# Materials provided
%%
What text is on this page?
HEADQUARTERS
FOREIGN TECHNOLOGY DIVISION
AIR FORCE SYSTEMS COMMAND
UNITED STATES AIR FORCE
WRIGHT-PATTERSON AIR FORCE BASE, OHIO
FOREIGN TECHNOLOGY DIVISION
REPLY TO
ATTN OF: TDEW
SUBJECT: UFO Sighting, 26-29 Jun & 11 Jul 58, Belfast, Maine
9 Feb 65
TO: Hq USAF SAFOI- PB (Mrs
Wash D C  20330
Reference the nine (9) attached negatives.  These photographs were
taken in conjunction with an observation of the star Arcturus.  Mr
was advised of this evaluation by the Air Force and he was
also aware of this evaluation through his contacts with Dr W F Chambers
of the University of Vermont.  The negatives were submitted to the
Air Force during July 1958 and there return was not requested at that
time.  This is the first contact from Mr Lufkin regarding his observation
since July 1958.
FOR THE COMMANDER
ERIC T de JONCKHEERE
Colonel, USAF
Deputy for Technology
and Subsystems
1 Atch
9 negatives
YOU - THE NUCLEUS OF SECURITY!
%%
# To do
Repeat the entries exactly, all of them.

# Solution
What text is on this page?
HEADQUARTERS
FOREIGN TECHNOLOGY DIVISION
AIR FORCE SYSTEMS COMMAND
UNITED STATES AIR FORCE
WRIGHT-PATTERSON AIR FORCE BASE, OHIO
FOREIGN TECHNOLOGY DIVISION
REPLY TO
ATTN OF: TDEW
SUBJECT: UFO Sighting, 26-29 Jun & 11 Jul 58, Belfast, Maine
9 Feb 65
TO: Hq USAF SAFOI- PB (Mrs
Wash D C  20330
Reference the nine (9) attached negatives.  These photographs were
taken in conjunction with an observation of the star Arcturus.  Mr
was advised of this evaluation by the Air Force and he was
also aware of this evaluation through his contacts with Dr W F Chambers
of the University of Vermont.  The negatives were submitted to the
Air Force during July 1958 and there return was not requested at that
time.  This is the first contact from Mr Lufkin regarding his observation
since July 1958.
FOR THE COMMANDER
ERIC T de JONCKHEERE
Colonel, USAF
Deputy for Technology
and Subsystems
1 Atch
9 negatives
YOU - THE NUCLEUS OF SECURITY!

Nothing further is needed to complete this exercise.